*WRITTEN PROBLEM*
Everything in the listing should be restated word for word.

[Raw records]
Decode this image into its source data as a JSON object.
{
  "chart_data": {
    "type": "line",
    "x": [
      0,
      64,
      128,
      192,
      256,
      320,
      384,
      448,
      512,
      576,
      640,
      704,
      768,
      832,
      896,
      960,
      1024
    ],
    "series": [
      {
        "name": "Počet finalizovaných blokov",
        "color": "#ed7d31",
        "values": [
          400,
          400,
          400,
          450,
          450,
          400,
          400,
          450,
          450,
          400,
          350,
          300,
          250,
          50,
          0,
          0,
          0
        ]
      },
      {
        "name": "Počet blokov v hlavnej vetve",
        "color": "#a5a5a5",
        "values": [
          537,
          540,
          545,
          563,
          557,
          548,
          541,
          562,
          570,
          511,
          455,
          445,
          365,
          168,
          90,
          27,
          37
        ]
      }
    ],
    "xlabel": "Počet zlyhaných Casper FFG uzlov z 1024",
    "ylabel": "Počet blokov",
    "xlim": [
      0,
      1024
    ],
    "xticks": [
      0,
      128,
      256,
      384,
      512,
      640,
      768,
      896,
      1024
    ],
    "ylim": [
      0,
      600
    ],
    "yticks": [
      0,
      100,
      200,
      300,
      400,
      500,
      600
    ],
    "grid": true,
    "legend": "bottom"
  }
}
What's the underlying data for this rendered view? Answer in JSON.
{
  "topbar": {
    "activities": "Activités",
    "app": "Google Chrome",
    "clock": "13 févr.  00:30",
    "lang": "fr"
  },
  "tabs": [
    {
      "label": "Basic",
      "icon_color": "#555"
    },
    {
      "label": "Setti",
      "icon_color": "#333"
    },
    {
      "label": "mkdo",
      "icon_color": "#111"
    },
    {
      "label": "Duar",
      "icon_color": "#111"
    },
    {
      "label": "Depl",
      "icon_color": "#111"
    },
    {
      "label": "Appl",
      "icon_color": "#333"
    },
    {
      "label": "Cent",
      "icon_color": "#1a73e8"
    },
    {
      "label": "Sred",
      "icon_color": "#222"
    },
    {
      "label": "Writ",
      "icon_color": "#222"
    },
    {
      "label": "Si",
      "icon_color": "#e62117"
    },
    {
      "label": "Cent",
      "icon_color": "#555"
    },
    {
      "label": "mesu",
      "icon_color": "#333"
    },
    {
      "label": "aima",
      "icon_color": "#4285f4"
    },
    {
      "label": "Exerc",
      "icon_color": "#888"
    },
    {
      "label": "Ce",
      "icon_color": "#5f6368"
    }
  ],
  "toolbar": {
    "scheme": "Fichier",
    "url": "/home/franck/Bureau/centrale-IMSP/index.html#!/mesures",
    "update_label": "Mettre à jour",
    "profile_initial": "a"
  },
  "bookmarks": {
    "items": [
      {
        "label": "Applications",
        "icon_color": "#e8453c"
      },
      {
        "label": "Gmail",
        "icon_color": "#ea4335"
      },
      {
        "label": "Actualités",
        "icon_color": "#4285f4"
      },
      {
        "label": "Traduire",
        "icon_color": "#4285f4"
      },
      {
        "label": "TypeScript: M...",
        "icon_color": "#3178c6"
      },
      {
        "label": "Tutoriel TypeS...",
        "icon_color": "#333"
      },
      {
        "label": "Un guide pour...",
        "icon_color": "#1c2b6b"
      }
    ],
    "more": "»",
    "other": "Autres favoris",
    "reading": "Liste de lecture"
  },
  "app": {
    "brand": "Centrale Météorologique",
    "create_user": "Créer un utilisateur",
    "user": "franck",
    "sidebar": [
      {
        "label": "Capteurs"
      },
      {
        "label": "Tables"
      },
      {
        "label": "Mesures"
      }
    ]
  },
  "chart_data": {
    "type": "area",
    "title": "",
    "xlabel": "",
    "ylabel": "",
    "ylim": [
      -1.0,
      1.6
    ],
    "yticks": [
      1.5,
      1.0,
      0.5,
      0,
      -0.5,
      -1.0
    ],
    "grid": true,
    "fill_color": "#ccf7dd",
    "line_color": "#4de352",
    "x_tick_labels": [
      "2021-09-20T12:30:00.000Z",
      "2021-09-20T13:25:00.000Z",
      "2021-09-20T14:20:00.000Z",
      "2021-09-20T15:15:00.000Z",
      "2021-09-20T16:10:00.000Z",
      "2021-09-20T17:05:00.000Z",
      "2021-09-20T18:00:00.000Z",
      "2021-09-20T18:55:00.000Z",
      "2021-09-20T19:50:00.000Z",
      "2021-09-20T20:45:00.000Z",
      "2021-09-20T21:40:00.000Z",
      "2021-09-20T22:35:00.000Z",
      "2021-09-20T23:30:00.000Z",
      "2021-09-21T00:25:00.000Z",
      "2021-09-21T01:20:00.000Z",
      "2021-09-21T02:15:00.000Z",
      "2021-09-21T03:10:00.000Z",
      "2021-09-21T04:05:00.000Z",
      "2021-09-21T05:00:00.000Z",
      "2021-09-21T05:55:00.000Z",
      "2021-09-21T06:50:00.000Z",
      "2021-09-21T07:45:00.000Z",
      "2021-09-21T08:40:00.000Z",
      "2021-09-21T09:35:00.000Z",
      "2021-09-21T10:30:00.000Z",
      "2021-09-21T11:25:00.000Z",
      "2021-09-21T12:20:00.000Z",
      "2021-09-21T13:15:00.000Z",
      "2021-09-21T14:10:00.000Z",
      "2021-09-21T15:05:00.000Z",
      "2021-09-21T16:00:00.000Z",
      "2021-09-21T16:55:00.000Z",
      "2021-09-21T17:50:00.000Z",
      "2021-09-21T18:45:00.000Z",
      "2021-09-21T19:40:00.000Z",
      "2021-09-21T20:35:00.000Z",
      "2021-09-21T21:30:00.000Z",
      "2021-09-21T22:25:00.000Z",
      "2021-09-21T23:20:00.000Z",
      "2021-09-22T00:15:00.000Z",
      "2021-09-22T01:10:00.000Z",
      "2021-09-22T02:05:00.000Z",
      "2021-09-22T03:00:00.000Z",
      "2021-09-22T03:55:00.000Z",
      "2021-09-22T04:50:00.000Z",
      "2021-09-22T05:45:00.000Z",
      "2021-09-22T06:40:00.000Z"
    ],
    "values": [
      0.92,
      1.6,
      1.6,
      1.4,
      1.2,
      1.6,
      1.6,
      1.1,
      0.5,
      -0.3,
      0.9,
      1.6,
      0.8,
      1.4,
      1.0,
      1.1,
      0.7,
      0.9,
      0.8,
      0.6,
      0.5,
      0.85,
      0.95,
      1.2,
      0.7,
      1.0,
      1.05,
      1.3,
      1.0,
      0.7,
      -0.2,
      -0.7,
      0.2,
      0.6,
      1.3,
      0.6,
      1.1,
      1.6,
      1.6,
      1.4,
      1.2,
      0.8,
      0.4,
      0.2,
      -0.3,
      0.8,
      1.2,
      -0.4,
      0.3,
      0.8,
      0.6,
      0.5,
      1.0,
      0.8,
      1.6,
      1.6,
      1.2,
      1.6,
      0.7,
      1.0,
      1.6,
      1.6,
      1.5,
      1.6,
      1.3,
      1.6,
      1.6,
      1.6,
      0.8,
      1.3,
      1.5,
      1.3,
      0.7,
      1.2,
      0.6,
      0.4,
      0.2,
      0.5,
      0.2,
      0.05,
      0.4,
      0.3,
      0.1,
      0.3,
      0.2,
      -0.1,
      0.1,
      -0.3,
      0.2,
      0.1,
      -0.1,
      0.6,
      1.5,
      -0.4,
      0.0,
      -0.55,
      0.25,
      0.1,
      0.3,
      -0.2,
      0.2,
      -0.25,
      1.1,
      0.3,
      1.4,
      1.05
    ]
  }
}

*ANSWER IN FULL*
Decode this image into its source data as a JSON object.
{
  "chart_data": {
    "type": "line",
    "x": [
      0,
      64,
      128,
      192,
      256,
      320,
      384,
      448,
      512,
      576,
      640,
      704,
      768,
      832,
      896,
      960,
      1024
    ],
    "series": [
      {
        "name": "Počet finalizovaných blokov",
        "color": "#ed7d31",
        "values": [
          400,
          400,
          400,
          450,
          450,
          400,
          400,
          450,
          450,
          400,
          350,
          300,
          250,
          50,
          0,
          0,
          0
        ]
      },
      {
        "name": "Počet blokov v hlavnej vetve",
        "color": "#a5a5a5",
        "values": [
          537,
          540,
          545,
          563,
          557,
          548,
          541,
          562,
          570,
          511,
          455,
          445,
          365,
          168,
          90,
          27,
          37
        ]
      }
    ],
    "xlabel": "Počet zlyhaných Casper FFG uzlov z 1024",
    "ylabel": "Počet blokov",
    "xlim": [
      0,
      1024
    ],
    "xticks": [
      0,
      128,
      256,
      384,
      512,
      640,
      768,
      896,
      1024
    ],
    "ylim": [
      0,
      600
    ],
    "yticks": [
      0,
      100,
      200,
      300,
      400,
      500,
      600
    ],
    "grid": true,
    "legend": "bottom"
  }
}
What's the underlying data for this rendered view? Answer in JSON.
{
  "topbar": {
    "activities": "Activités",
    "app": "Google Chrome",
    "clock": "13 févr.  00:30",
    "lang": "fr"
  },
  "tabs": [
    {
      "label": "Basic",
      "icon_color": "#555"
    },
    {
      "label": "Setti",
      "icon_color": "#333"
    },
    {
      "label": "mkdo",
      "icon_color": "#111"
    },
    {
      "label": "Duar",
      "icon_color": "#111"
    },
    {
      "label": "Depl",
      "icon_color": "#111"
    },
    {
      "label": "Appl",
      "icon_color": "#333"
    },
    {
      "label": "Cent",
      "icon_color": "#1a73e8"
    },
    {
      "label": "Sred",
      "icon_color": "#222"
    },
    {
      "label": "Writ",
      "icon_color": "#222"
    },
    {
      "label": "Si",
      "icon_color": "#e62117"
    },
    {
      "label": "Cent",
      "icon_color": "#555"
    },
    {
      "label": "mesu",
      "icon_color": "#333"
    },
    {
      "label": "aima",
      "icon_color": "#4285f4"
    },
    {
      "label": "Exerc",
      "icon_color": "#888"
    },
    {
      "label": "Ce",
      "icon_color": "#5f6368"
    }
  ],
  "toolbar": {
    "scheme": "Fichier",
    "url": "/home/franck/Bureau/centrale-IMSP/index.html#!/mesures",
    "update_label": "Mettre à jour",
    "profile_initial": "a"
  },
  "bookmarks": {
    "items": [
      {
        "label": "Applications",
        "icon_color": "#e8453c"
      },
      {
        "label": "Gmail",
        "icon_color": "#ea4335"
      },
      {
        "label": "Actualités",
        "icon_color": "#4285f4"
      },
      {
        "label": "Traduire",
        "icon_color": "#4285f4"
      },
      {
        "label": "TypeScript: M...",
        "icon_color": "#3178c6"
      },
      {
        "label": "Tutoriel TypeS...",
        "icon_color": "#333"
      },
      {
        "label": "Un guide pour...",
        "icon_color": "#1c2b6b"
      }
    ],
    "more": "»",
    "other": "Autres favoris",
    "reading": "Liste de lecture"
  },
  "app": {
    "brand": "Centrale Météorologique",
    "create_user": "Créer un utilisateur",
    "user": "franck",
    "sidebar": [
      {
        "label": "Capteurs"
      },
      {
        "label": "Tables"
      },
      {
        "label": "Mesures"
      }
    ]
  },
  "chart_data": {
    "type": "area",
    "title": "",
    "xlabel": "",
    "ylabel": "",
    "ylim": [
      -1.0,
      1.6
    ],
    "yticks": [
      1.5,
      1.0,
      0.5,
      0,
      -0.5,
      -1.0
    ],
    "grid": true,
    "fill_color": "#ccf7dd",
    "line_color": "#4de352",
    "x_tick_labels": [
      "2021-09-20T12:30:00.000Z",
      "2021-09-20T13:25:00.000Z",
      "2021-09-20T14:20:00.000Z",
      "2021-09-20T15:15:00.000Z",
      "2021-09-20T16:10:00.000Z",
      "2021-09-20T17:05:00.000Z",
      "2021-09-20T18:00:00.000Z",
      "2021-09-20T18:55:00.000Z",
      "2021-09-20T19:50:00.000Z",
      "2021-09-20T20:45:00.000Z",
      "2021-09-20T21:40:00.000Z",
      "2021-09-20T22:35:00.000Z",
      "2021-09-20T23:30:00.000Z",
      "2021-09-21T00:25:00.000Z",
      "2021-09-21T01:20:00.000Z",
      "2021-09-21T02:15:00.000Z",
      "2021-09-21T03:10:00.000Z",
      "2021-09-21T04:05:00.000Z",
      "2021-09-21T05:00:00.000Z",
      "2021-09-21T05:55:00.000Z",
      "2021-09-21T06:50:00.000Z",
      "2021-09-21T07:45:00.000Z",
      "2021-09-21T08:40:00.000Z",
      "2021-09-21T09:35:00.000Z",
      "2021-09-21T10:30:00.000Z",
      "2021-09-21T11:25:00.000Z",
      "2021-09-21T12:20:00.000Z",
      "2021-09-21T13:15:00.000Z",
      "2021-09-21T14:10:00.000Z",
      "2021-09-21T15:05:00.000Z",
      "2021-09-21T16:00:00.000Z",
      "2021-09-21T16:55:00.000Z",
      "2021-09-21T17:50:00.000Z",
      "2021-09-21T18:45:00.000Z",
      "2021-09-21T19:40:00.000Z",
      "2021-09-21T20:35:00.000Z",
      "2021-09-21T21:30:00.000Z",
      "2021-09-21T22:25:00.000Z",
      "2021-09-21T23:20:00.000Z",
      "2021-09-22T00:15:00.000Z",
      "2021-09-22T01:10:00.000Z",
      "2021-09-22T02:05:00.000Z",
      "2021-09-22T03:00:00.000Z",
      "2021-09-22T03:55:00.000Z",
      "2021-09-22T04:50:00.000Z",
      "2021-09-22T05:45:00.000Z",
      "2021-09-22T06:40:00.000Z"
    ],
    "values": [
      0.92,
      1.6,
      1.6,
      1.4,
      1.2,
      1.6,
      1.6,
      1.1,
      0.5,
      -0.3,
      0.9,
      1.6,
      0.8,
      1.4,
      1.0,
      1.1,
      0.7,
      0.9,
      0.8,
      0.6,
      0.5,
      0.85,
      0.95,
      1.2,
      0.7,
      1.0,
      1.05,
      1.3,
      1.0,
      0.7,
      -0.2,
      -0.7,
      0.2,
      0.6,
      1.3,
      0.6,
      1.1,
      1.6,
      1.6,
      1.4,
      1.2,
      0.8,
      0.4,
      0.2,
      -0.3,
      0.8,
      1.2,
      -0.4,
      0.3,
      0.8,
      0.6,
      0.5,
      1.0,
      0.8,
      1.6,
      1.6,
      1.2,
      1.6,
      0.7,
      1.0,
      1.6,
      1.6,
      1.5,
      1.6,
      1.3,
      1.6,
      1.6,
      1.6,
      0.8,
      1.3,
      1.5,
      1.3,
      0.7,
      1.2,
      0.6,
      0.4,
      0.2,
      0.5,
      0.2,
      0.05,
      0.4,
      0.3,
      0.1,
      0.3,
      0.2,
      -0.1,
      0.1,
      -0.3,
      0.2,
      0.1,
      -0.1,
      0.6,
      1.5,
      -0.4,
      0.0,
      -0.55,
      0.25,
      0.1,
      0.3,
      -0.2,
      0.2,
      -0.25,
      1.1,
      0.3,
      1.4,
      1.05
    ]
  }
}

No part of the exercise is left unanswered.